■ Given instruction:
Every line that includes the word "非人民币货币名称和金额折合记帐本位币金额" is to be listed.

■ Records for the task:
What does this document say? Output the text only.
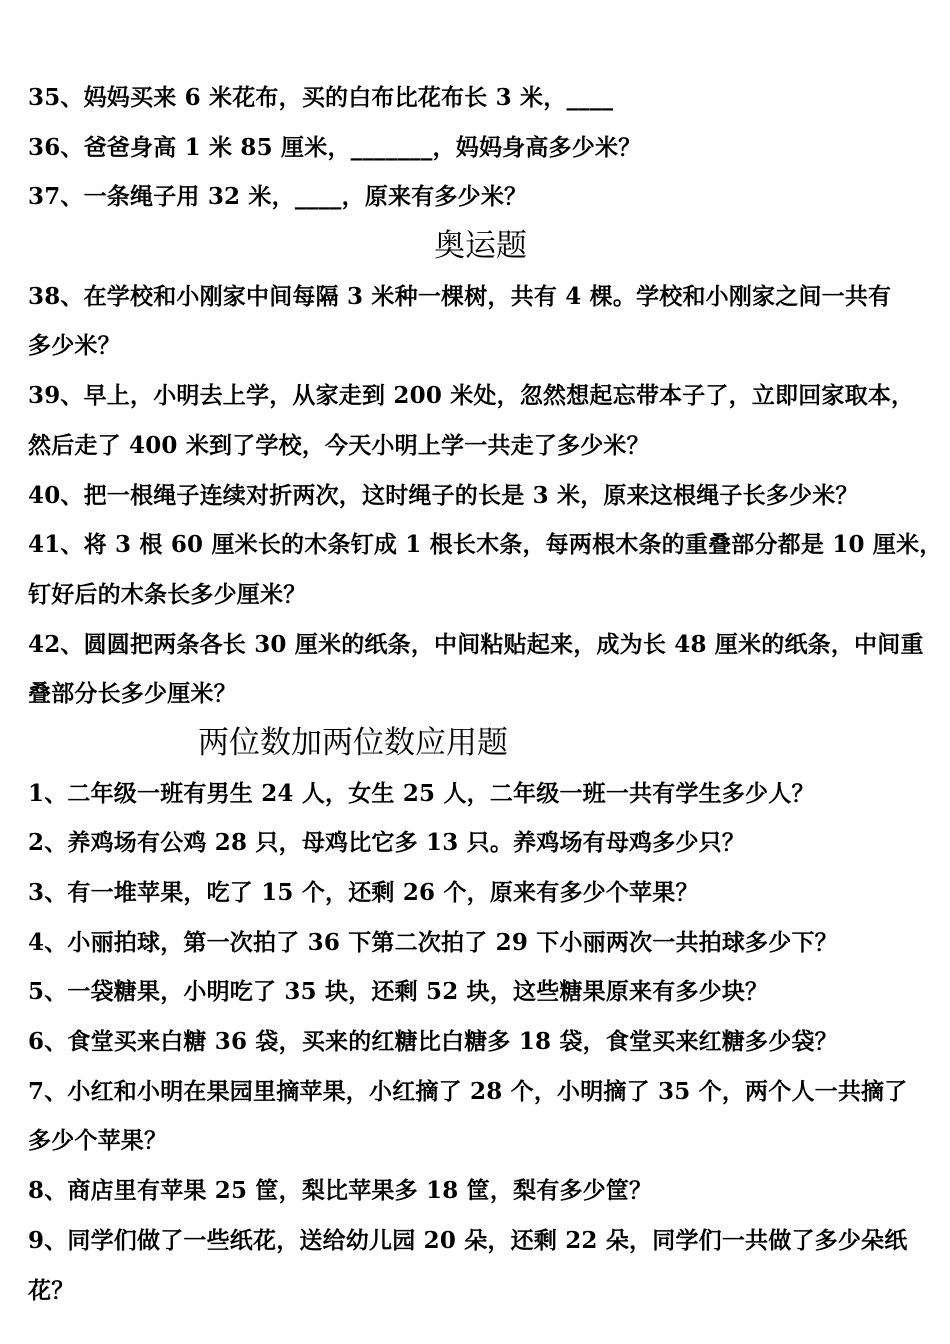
35、妈妈买来 6 米花布，买的白布比花布长 3 米，____
36、爸爸身高 1 米 85 厘米，_______，妈妈身高多少米？
37、一条绳子用 32 米，____，原来有多少米？
奥运题
38、在学校和小刚家中间每隔 3 米种一棵树，共有 4 棵。学校和小刚家之间一共有
多少米？
39、早上，小明去上学，从家走到 200 米处，忽然想起忘带本子了，立即回家取本，
然后走了 400 米到了学校，今天小明上学一共走了多少米？
40、把一根绳子连续对折两次，这时绳子的长是 3 米，原来这根绳子长多少米？
41、将 3 根 60 厘米长的木条钉成 1 根长木条，每两根木条的重叠部分都是 10 厘米，
钉好后的木条长多少厘米？
42、圆圆把两条各长 30 厘米的纸条，中间粘贴起来，成为长 48 厘米的纸条，中间重
叠部分长多少厘米？
两位数加两位数应用题
1、二年级一班有男生 24 人，女生 25 人，二年级一班一共有学生多少人？
2、养鸡场有公鸡 28 只，母鸡比它多 13 只。养鸡场有母鸡多少只？
3、有一堆苹果，吃了 15 个，还剩 26 个，原来有多少个苹果？
4、小丽拍球，第一次拍了 36 下第二次拍了 29 下小丽两次一共拍球多少下？
5、一袋糖果，小明吃了 35 块，还剩 52 块，这些糖果原来有多少块？
6、食堂买来白糖 36 袋，买来的红糖比白糖多 18 袋，食堂买来红糖多少袋？
7、小红和小明在果园里摘苹果，小红摘了 28 个，小明摘了 35 个，两个人一共摘了
多少个苹果？
8、商店里有苹果 25 筐，梨比苹果多 18 筐，梨有多少筐？
9、同学们做了一些纸花，送给幼儿园 20 朵，还剩 22 朵，同学们一共做了多少朵纸
花？
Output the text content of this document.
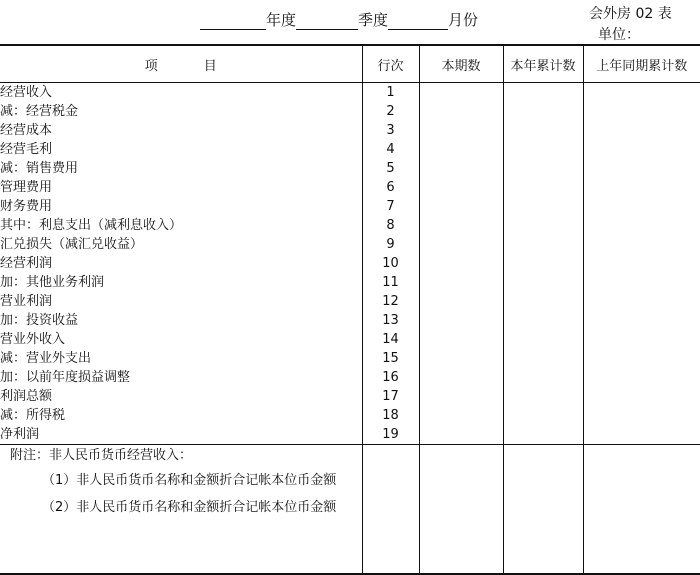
年度	季度	月份	会外房 02 表
单位：
项目	行次	本期数	本年累计数	上年同期累计数
经营收入	1			
减：经营税金	2			
经营成本	3			
经营毛利	4			
减：销售费用	5			
管理费用	6			
财务费用	7			
其中：利息支出（减利息收入）	8			
汇兑损失（减汇兑收益）	9			
经营利润	10			
加：其他业务利润	11			
营业利润	12			
加：投资收益	13			
营业外收入	14			
减：营业外支出	15			
加：以前年度损益调整	16			
利润总额	17			
减：所得税	18			
净利润	19			

附注：非人民币货币经营收入：
（1）非人民币货币名称和金额折合记帐本位币金额
（2）非人民币货币名称和金额折合记帐本位币金额				
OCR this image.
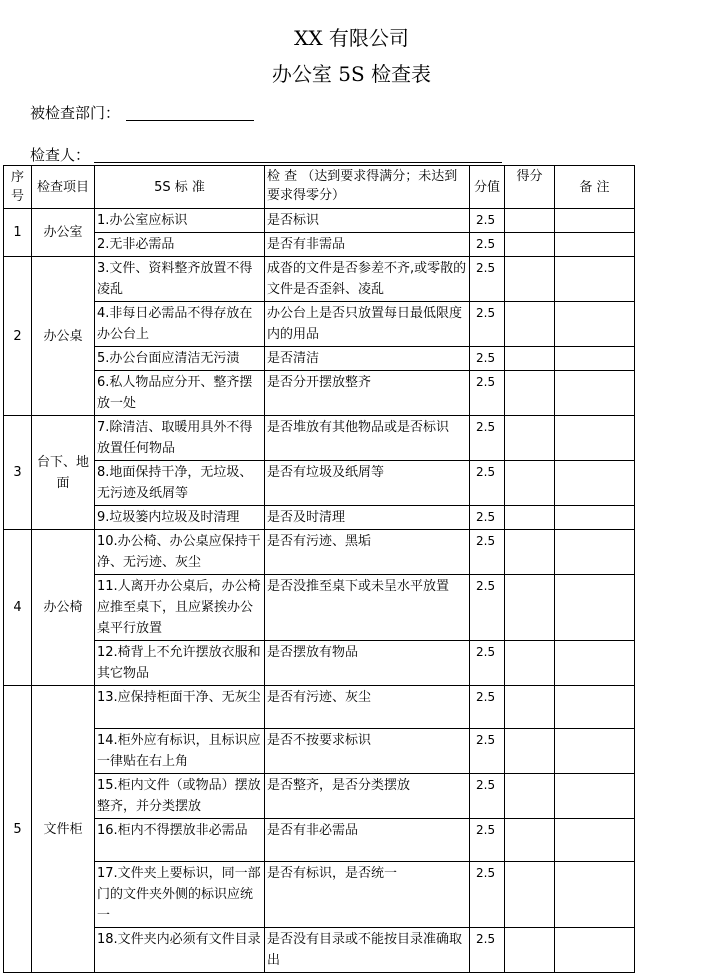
XX 有限公司
办公室 5S 检查表
被检查部门：
检查人：
序号	检查项目	5S 标 准	检 查 （达到要求得满分；未达到要求得零分）	分值	得分	备 注
1	办公室	1.办公室应标识	是否标识	2.5		
		2.无非必需品	是否有非需品	2.5		
2	办公桌	3.文件、资料整齐放置不得凌乱	成沓的文件是否参差不齐,或零散的文件是否歪斜、凌乱	2.5		
		4.非每日必需品不得存放在办公台上	办公台上是否只放置每日最低限度内的用品	2.5		
		5.办公台面应清洁无污渍	是否清洁	2.5		
		6.私人物品应分开、整齐摆放一处	是否分开摆放整齐	2.5		
3	台下、地面	7.除清洁、取暖用具外不得放置任何物品	是否堆放有其他物品或是否标识	2.5		
		8.地面保持干净，无垃圾、无污迹及纸屑等	是否有垃圾及纸屑等	2.5		
		9.垃圾篓内垃圾及时清理	是否及时清理	2.5		
4	办公椅	10.办公椅、办公桌应保持干净、无污迹、灰尘	是否有污迹、黑垢	2.5		
		11.人离开办公桌后，办公椅应推至桌下，且应紧挨办公桌平行放置	是否没推至桌下或未呈水平放置	2.5		
		12.椅背上不允许摆放衣服和其它物品	是否摆放有物品	2.5		
5	文件柜	13.应保持柜面干净、无灰尘	是否有污迹、灰尘	2.5		
		14.柜外应有标识，且标识应一律贴在右上角	是否不按要求标识	2.5		
		15.柜内文件（或物品）摆放整齐，并分类摆放	是否整齐，是否分类摆放	2.5		
		16.柜内不得摆放非必需品	是否有非必需品	2.5		
		17.文件夹上要标识，同一部门的文件夹外侧的标识应统一	是否有标识，是否统一	2.5		
		18.文件夹内必须有文件目录	是否没有目录或不能按目录准确取出	2.5		
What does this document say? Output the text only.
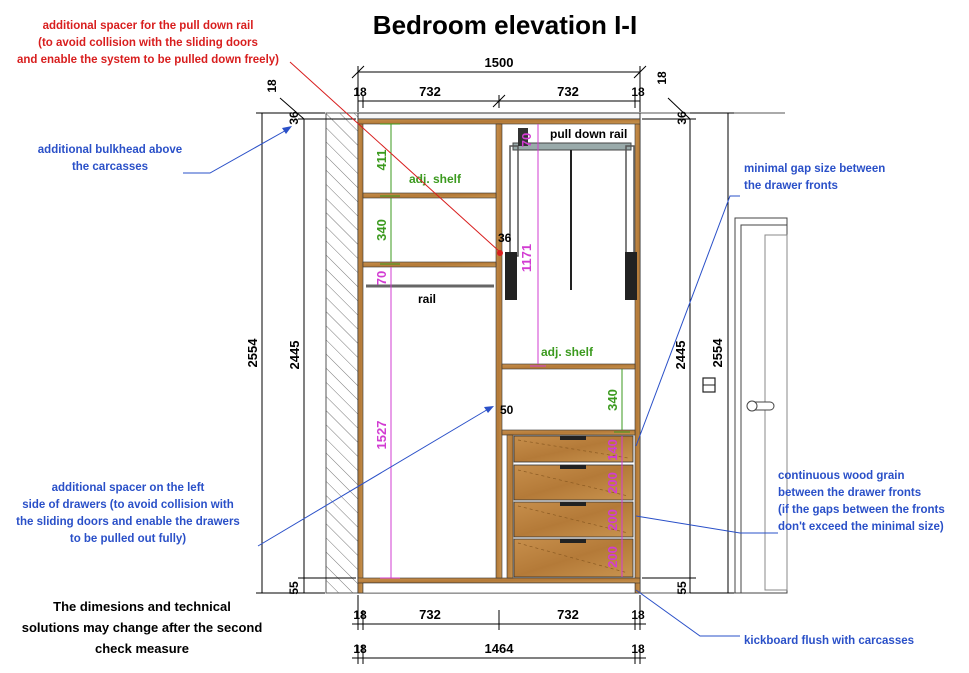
Bedroom elevation I-I
pull down rail
adj. shelf
adj. shelf
rail
411
340
70
1527
70
1171
340
140
200
200
200
36
50
1500
18	732	732	18
18	732	732	18
18	1464	18
2554 2445
18
36
55
2445 2554
18
36
55
additional spacer for the pull down rail
(to avoid collision with the sliding doors
and enable the system to be pulled down freely)
additional bulkhead above
the carcasses
additional spacer on the left
side of drawers (to avoid collision with
the sliding doors and enable the drawers
to be pulled out fully)
The dimesions and technical
solutions may change after the second
check measure
minimal gap size between
the drawer fronts
continuous wood grain
between the drawer fronts
(if the gaps between the fronts
don't exceed the minimal size)
kickboard flush with carcasses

■ Full output:
（1）非人民币货币名称和金额折合记帐本位币金额
（2）非人民币货币名称和金额折合记帐本位币金额				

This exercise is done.